───── MATERIALS PROVIDED

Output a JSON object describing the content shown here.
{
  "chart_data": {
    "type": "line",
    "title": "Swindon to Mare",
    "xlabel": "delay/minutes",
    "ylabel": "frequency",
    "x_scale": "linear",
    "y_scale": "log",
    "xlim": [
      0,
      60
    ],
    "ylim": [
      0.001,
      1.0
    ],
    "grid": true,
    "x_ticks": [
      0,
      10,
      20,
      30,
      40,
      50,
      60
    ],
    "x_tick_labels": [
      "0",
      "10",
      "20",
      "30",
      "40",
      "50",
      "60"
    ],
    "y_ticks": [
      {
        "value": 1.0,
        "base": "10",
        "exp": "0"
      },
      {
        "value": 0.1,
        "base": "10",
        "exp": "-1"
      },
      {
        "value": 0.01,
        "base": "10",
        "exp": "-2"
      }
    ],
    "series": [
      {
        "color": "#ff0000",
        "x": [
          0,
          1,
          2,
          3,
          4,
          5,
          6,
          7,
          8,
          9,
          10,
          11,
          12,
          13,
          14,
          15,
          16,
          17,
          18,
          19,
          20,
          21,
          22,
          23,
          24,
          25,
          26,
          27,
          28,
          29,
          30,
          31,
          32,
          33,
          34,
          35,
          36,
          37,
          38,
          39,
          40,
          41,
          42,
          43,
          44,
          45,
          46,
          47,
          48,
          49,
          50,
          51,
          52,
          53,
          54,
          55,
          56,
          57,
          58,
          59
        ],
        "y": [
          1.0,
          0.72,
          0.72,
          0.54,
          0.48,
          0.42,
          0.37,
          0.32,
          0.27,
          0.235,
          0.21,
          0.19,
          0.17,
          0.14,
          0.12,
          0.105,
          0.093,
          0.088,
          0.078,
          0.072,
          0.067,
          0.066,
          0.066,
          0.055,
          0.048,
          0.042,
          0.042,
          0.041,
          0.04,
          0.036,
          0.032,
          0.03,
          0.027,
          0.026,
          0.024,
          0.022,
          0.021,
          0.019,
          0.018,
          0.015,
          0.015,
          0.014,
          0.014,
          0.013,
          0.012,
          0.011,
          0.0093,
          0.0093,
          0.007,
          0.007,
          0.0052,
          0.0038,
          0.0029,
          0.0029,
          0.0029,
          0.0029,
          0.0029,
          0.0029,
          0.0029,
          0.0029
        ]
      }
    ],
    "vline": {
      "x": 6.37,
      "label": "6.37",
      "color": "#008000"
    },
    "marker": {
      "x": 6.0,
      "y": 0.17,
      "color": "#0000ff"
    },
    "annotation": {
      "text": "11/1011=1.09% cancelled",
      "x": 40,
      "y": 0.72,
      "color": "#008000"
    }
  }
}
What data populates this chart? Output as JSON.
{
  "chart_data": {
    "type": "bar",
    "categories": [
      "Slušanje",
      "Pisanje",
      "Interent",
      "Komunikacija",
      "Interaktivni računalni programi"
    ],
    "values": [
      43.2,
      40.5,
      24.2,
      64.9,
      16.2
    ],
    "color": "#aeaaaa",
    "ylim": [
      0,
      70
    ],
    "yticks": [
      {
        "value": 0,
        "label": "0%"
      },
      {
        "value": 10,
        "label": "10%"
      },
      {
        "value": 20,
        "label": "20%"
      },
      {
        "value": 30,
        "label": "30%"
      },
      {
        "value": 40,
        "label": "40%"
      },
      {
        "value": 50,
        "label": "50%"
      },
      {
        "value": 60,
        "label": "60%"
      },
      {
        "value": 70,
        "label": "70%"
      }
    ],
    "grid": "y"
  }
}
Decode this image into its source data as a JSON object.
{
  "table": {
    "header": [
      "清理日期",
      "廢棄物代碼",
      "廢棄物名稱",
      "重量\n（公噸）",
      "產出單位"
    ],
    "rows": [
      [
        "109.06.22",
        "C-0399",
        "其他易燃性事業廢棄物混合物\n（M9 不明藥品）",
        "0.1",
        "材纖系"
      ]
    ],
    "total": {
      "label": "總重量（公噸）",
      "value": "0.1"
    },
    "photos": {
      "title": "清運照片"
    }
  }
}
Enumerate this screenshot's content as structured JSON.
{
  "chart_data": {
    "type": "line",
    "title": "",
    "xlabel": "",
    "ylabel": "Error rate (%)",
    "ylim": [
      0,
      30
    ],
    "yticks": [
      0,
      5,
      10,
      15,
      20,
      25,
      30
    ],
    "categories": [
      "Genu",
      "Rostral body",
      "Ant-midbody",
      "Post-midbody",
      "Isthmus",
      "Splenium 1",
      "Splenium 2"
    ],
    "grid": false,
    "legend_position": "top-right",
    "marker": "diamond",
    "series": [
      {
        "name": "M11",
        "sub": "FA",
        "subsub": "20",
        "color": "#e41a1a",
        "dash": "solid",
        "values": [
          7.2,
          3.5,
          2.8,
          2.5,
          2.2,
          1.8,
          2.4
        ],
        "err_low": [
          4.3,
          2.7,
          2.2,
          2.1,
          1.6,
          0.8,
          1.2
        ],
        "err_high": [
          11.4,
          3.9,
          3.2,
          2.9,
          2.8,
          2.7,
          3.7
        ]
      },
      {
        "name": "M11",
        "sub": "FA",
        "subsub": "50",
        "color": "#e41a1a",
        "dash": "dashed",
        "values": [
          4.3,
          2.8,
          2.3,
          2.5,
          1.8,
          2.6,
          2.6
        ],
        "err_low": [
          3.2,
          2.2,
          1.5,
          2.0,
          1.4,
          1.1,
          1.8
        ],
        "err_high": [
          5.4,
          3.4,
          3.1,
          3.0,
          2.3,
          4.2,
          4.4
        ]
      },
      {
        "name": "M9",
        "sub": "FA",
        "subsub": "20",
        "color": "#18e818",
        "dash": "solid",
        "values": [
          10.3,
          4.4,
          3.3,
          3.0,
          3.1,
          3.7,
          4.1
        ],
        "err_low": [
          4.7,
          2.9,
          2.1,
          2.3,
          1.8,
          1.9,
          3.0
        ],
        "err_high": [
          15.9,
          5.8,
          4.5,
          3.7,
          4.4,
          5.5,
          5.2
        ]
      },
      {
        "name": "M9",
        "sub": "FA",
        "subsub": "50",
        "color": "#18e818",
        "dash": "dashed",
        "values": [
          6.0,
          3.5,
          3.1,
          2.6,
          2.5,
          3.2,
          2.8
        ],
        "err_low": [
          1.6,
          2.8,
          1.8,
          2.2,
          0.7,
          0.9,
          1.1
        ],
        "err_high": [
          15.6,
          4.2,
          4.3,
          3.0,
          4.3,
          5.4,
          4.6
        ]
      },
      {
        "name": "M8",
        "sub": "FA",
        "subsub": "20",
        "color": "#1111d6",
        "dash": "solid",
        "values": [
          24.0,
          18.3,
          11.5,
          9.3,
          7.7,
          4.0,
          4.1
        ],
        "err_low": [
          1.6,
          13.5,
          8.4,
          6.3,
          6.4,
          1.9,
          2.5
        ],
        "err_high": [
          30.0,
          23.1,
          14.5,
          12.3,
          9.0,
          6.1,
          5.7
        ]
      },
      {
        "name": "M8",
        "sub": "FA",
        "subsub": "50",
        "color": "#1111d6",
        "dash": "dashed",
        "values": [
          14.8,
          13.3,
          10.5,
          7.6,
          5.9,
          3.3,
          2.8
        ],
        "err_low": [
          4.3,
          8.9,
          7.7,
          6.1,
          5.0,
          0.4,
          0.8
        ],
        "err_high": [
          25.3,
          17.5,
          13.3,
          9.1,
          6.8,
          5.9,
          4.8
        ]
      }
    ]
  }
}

──────────

WHAT IS EXPECTED |
Repeat each of the entries above precisely as given.

CORRECT RESPONSE |
Output a JSON object describing the content shown here.
{
  "chart_data": {
    "type": "line",
    "title": "Swindon to Mare",
    "xlabel": "delay/minutes",
    "ylabel": "frequency",
    "x_scale": "linear",
    "y_scale": "log",
    "xlim": [
      0,
      60
    ],
    "ylim": [
      0.001,
      1.0
    ],
    "grid": true,
    "x_ticks": [
      0,
      10,
      20,
      30,
      40,
      50,
      60
    ],
    "x_tick_labels": [
      "0",
      "10",
      "20",
      "30",
      "40",
      "50",
      "60"
    ],
    "y_ticks": [
      {
        "value": 1.0,
        "base": "10",
        "exp": "0"
      },
      {
        "value": 0.1,
        "base": "10",
        "exp": "-1"
      },
      {
        "value": 0.01,
        "base": "10",
        "exp": "-2"
      }
    ],
    "series": [
      {
        "color": "#ff0000",
        "x": [
          0,
          1,
          2,
          3,
          4,
          5,
          6,
          7,
          8,
          9,
          10,
          11,
          12,
          13,
          14,
          15,
          16,
          17,
          18,
          19,
          20,
          21,
          22,
          23,
          24,
          25,
          26,
          27,
          28,
          29,
          30,
          31,
          32,
          33,
          34,
          35,
          36,
          37,
          38,
          39,
          40,
          41,
          42,
          43,
          44,
          45,
          46,
          47,
          48,
          49,
          50,
          51,
          52,
          53,
          54,
          55,
          56,
          57,
          58,
          59
        ],
        "y": [
          1.0,
          0.72,
          0.72,
          0.54,
          0.48,
          0.42,
          0.37,
          0.32,
          0.27,
          0.235,
          0.21,
          0.19,
          0.17,
          0.14,
          0.12,
          0.105,
          0.093,
          0.088,
          0.078,
          0.072,
          0.067,
          0.066,
          0.066,
          0.055,
          0.048,
          0.042,
          0.042,
          0.041,
          0.04,
          0.036,
          0.032,
          0.03,
          0.027,
          0.026,
          0.024,
          0.022,
          0.021,
          0.019,
          0.018,
          0.015,
          0.015,
          0.014,
          0.014,
          0.013,
          0.012,
          0.011,
          0.0093,
          0.0093,
          0.007,
          0.007,
          0.0052,
          0.0038,
          0.0029,
          0.0029,
          0.0029,
          0.0029,
          0.0029,
          0.0029,
          0.0029,
          0.0029
        ]
      }
    ],
    "vline": {
      "x": 6.37,
      "label": "6.37",
      "color": "#008000"
    },
    "marker": {
      "x": 6.0,
      "y": 0.17,
      "color": "#0000ff"
    },
    "annotation": {
      "text": "11/1011=1.09% cancelled",
      "x": 40,
      "y": 0.72,
      "color": "#008000"
    }
  }
}
What data populates this chart? Output as JSON.
{
  "chart_data": {
    "type": "bar",
    "categories": [
      "Slušanje",
      "Pisanje",
      "Interent",
      "Komunikacija",
      "Interaktivni računalni programi"
    ],
    "values": [
      43.2,
      40.5,
      24.2,
      64.9,
      16.2
    ],
    "color": "#aeaaaa",
    "ylim": [
      0,
      70
    ],
    "yticks": [
      {
        "value": 0,
        "label": "0%"
      },
      {
        "value": 10,
        "label": "10%"
      },
      {
        "value": 20,
        "label": "20%"
      },
      {
        "value": 30,
        "label": "30%"
      },
      {
        "value": 40,
        "label": "40%"
      },
      {
        "value": 50,
        "label": "50%"
      },
      {
        "value": 60,
        "label": "60%"
      },
      {
        "value": 70,
        "label": "70%"
      }
    ],
    "grid": "y"
  }
}
Decode this image into its source data as a JSON object.
{
  "table": {
    "header": [
      "清理日期",
      "廢棄物代碼",
      "廢棄物名稱",
      "重量\n（公噸）",
      "產出單位"
    ],
    "rows": [
      [
        "109.06.22",
        "C-0399",
        "其他易燃性事業廢棄物混合物\n（M9 不明藥品）",
        "0.1",
        "材纖系"
      ]
    ],
    "total": {
      "label": "總重量（公噸）",
      "value": "0.1"
    },
    "photos": {
      "title": "清運照片"
    }
  }
}
Enumerate this screenshot's content as structured JSON.
{
  "chart_data": {
    "type": "line",
    "title": "",
    "xlabel": "",
    "ylabel": "Error rate (%)",
    "ylim": [
      0,
      30
    ],
    "yticks": [
      0,
      5,
      10,
      15,
      20,
      25,
      30
    ],
    "categories": [
      "Genu",
      "Rostral body",
      "Ant-midbody",
      "Post-midbody",
      "Isthmus",
      "Splenium 1",
      "Splenium 2"
    ],
    "grid": false,
    "legend_position": "top-right",
    "marker": "diamond",
    "series": [
      {
        "name": "M11",
        "sub": "FA",
        "subsub": "20",
        "color": "#e41a1a",
        "dash": "solid",
        "values": [
          7.2,
          3.5,
          2.8,
          2.5,
          2.2,
          1.8,
          2.4
        ],
        "err_low": [
          4.3,
          2.7,
          2.2,
          2.1,
          1.6,
          0.8,
          1.2
        ],
        "err_high": [
          11.4,
          3.9,
          3.2,
          2.9,
          2.8,
          2.7,
          3.7
        ]
      },
      {
        "name": "M11",
        "sub": "FA",
        "subsub": "50",
        "color": "#e41a1a",
        "dash": "dashed",
        "values": [
          4.3,
          2.8,
          2.3,
          2.5,
          1.8,
          2.6,
          2.6
        ],
        "err_low": [
          3.2,
          2.2,
          1.5,
          2.0,
          1.4,
          1.1,
          1.8
        ],
        "err_high": [
          5.4,
          3.4,
          3.1,
          3.0,
          2.3,
          4.2,
          4.4
        ]
      },
      {
        "name": "M9",
        "sub": "FA",
        "subsub": "20",
        "color": "#18e818",
        "dash": "solid",
        "values": [
          10.3,
          4.4,
          3.3,
          3.0,
          3.1,
          3.7,
          4.1
        ],
        "err_low": [
          4.7,
          2.9,
          2.1,
          2.3,
          1.8,
          1.9,
          3.0
        ],
        "err_high": [
          15.9,
          5.8,
          4.5,
          3.7,
          4.4,
          5.5,
          5.2
        ]
      },
      {
        "name": "M9",
        "sub": "FA",
        "subsub": "50",
        "color": "#18e818",
        "dash": "dashed",
        "values": [
          6.0,
          3.5,
          3.1,
          2.6,
          2.5,
          3.2,
          2.8
        ],
        "err_low": [
          1.6,
          2.8,
          1.8,
          2.2,
          0.7,
          0.9,
          1.1
        ],
        "err_high": [
          15.6,
          4.2,
          4.3,
          3.0,
          4.3,
          5.4,
          4.6
        ]
      },
      {
        "name": "M8",
        "sub": "FA",
        "subsub": "20",
        "color": "#1111d6",
        "dash": "solid",
        "values": [
          24.0,
          18.3,
          11.5,
          9.3,
          7.7,
          4.0,
          4.1
        ],
        "err_low": [
          1.6,
          13.5,
          8.4,
          6.3,
          6.4,
          1.9,
          2.5
        ],
        "err_high": [
          30.0,
          23.1,
          14.5,
          12.3,
          9.0,
          6.1,
          5.7
        ]
      },
      {
        "name": "M8",
        "sub": "FA",
        "subsub": "50",
        "color": "#1111d6",
        "dash": "dashed",
        "values": [
          14.8,
          13.3,
          10.5,
          7.6,
          5.9,
          3.3,
          2.8
        ],
        "err_low": [
          4.3,
          8.9,
          7.7,
          6.1,
          5.0,
          0.4,
          0.8
        ],
        "err_high": [
          25.3,
          17.5,
          13.3,
          9.1,
          6.8,
          5.9,
          4.8
        ]
      }
    ]
  }
}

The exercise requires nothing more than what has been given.